● PROBLEM REQUIREMENTS
Gather every line in the records below that contains the word "JSON".

● RECORD SET
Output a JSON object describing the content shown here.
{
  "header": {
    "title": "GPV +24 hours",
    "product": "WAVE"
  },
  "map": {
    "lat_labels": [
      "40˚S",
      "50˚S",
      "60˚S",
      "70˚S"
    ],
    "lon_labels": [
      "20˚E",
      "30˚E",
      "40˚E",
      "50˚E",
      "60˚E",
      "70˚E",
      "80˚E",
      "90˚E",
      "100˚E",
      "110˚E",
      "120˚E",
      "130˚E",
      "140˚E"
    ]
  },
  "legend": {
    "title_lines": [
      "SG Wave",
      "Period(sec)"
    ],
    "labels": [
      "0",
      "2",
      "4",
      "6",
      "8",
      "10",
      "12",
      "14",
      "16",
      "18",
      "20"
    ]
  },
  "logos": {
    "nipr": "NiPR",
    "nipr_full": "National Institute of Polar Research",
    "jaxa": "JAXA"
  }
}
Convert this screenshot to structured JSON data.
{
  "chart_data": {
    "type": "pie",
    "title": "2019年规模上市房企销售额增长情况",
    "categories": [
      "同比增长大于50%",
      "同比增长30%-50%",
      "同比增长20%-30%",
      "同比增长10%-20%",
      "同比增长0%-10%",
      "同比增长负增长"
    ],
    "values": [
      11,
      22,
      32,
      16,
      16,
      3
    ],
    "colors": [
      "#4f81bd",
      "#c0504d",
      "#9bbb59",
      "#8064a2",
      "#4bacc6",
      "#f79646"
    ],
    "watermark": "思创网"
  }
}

● IN RESPONSE
Output a JSON object describing the content shown here.
Convert this screenshot to structured JSON data.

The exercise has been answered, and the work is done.